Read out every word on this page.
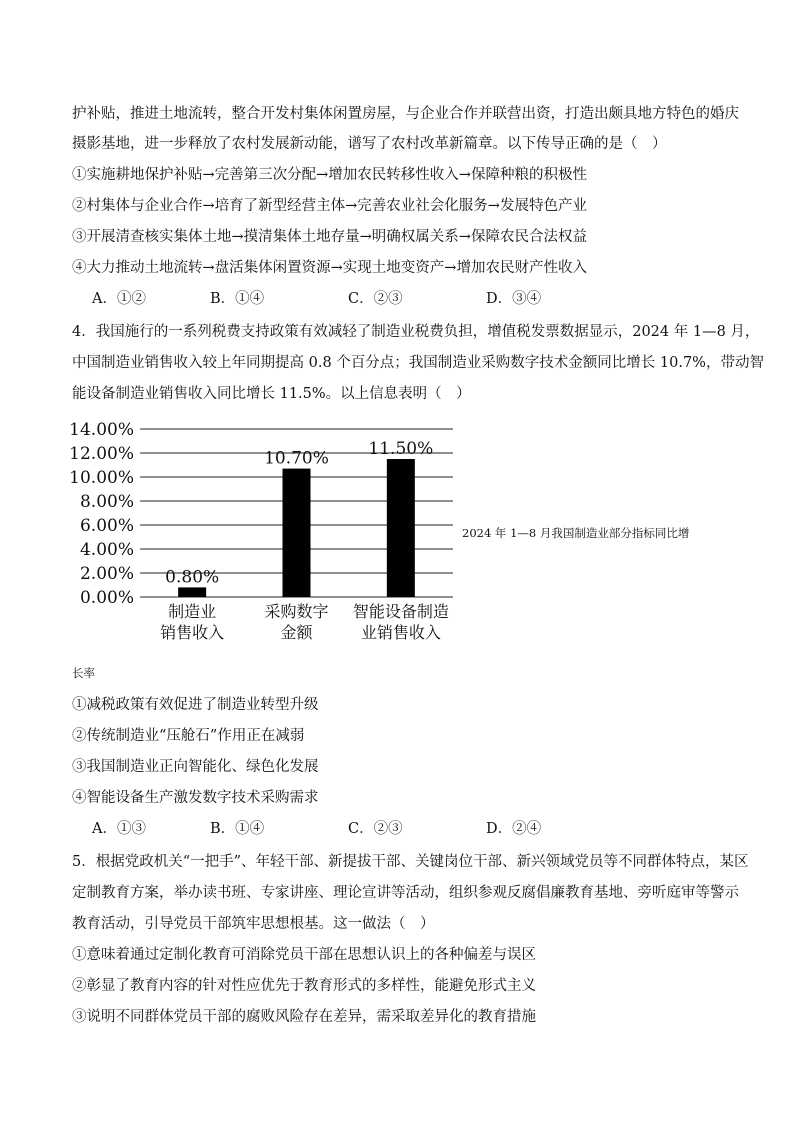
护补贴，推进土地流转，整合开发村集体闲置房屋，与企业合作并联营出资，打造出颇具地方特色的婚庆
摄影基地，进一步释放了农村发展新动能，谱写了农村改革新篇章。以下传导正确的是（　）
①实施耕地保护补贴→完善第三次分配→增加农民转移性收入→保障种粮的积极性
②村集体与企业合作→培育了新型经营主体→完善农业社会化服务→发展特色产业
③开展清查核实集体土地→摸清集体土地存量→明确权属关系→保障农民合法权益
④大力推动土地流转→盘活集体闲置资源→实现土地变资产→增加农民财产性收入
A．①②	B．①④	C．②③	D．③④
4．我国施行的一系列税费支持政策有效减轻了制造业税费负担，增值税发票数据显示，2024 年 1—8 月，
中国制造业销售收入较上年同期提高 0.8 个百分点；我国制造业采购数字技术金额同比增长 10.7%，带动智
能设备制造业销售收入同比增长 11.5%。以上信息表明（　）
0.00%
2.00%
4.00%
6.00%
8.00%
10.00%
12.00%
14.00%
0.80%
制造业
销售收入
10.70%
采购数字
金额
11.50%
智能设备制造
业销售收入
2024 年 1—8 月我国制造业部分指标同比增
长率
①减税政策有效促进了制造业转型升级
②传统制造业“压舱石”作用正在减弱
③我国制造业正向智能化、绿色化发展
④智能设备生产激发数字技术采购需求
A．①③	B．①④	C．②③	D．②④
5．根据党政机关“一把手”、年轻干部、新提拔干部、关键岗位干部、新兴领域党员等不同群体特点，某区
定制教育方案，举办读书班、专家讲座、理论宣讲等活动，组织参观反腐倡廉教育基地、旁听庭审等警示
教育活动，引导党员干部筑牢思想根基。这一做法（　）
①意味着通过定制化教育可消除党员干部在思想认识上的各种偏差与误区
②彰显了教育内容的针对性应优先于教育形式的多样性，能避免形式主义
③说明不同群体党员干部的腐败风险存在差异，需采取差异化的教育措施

Your goal: Reproduce all of the entries word for word, skipping any pictures they hold.

Task answer:
Read out every word on this page.
护补贴，推进土地流转，整合开发村集体闲置房屋，与企业合作并联营出资，打造出颇具地方特色的婚庆
摄影基地，进一步释放了农村发展新动能，谱写了农村改革新篇章。以下传导正确的是（　）
①实施耕地保护补贴→完善第三次分配→增加农民转移性收入→保障种粮的积极性
②村集体与企业合作→培育了新型经营主体→完善农业社会化服务→发展特色产业
③开展清查核实集体土地→摸清集体土地存量→明确权属关系→保障农民合法权益
④大力推动土地流转→盘活集体闲置资源→实现土地变资产→增加农民财产性收入
A．①②	B．①④	C．②③	D．③④
4．我国施行的一系列税费支持政策有效减轻了制造业税费负担，增值税发票数据显示，2024 年 1—8 月，
中国制造业销售收入较上年同期提高 0.8 个百分点；我国制造业采购数字技术金额同比增长 10.7%，带动智
能设备制造业销售收入同比增长 11.5%。以上信息表明（　）
0.00%
2.00%
4.00%
6.00%
8.00%
10.00%
12.00%
14.00%
0.80%
制造业
销售收入
10.70%
采购数字
金额
11.50%
智能设备制造
业销售收入
2024 年 1—8 月我国制造业部分指标同比增
长率
①减税政策有效促进了制造业转型升级
②传统制造业“压舱石”作用正在减弱
③我国制造业正向智能化、绿色化发展
④智能设备生产激发数字技术采购需求
A．①③	B．①④	C．②③	D．②④
5．根据党政机关“一把手”、年轻干部、新提拔干部、关键岗位干部、新兴领域党员等不同群体特点，某区
定制教育方案，举办读书班、专家讲座、理论宣讲等活动，组织参观反腐倡廉教育基地、旁听庭审等警示
教育活动，引导党员干部筑牢思想根基。这一做法（　）
①意味着通过定制化教育可消除党员干部在思想认识上的各种偏差与误区
②彰显了教育内容的针对性应优先于教育形式的多样性，能避免形式主义
③说明不同群体党员干部的腐败风险存在差异，需采取差异化的教育措施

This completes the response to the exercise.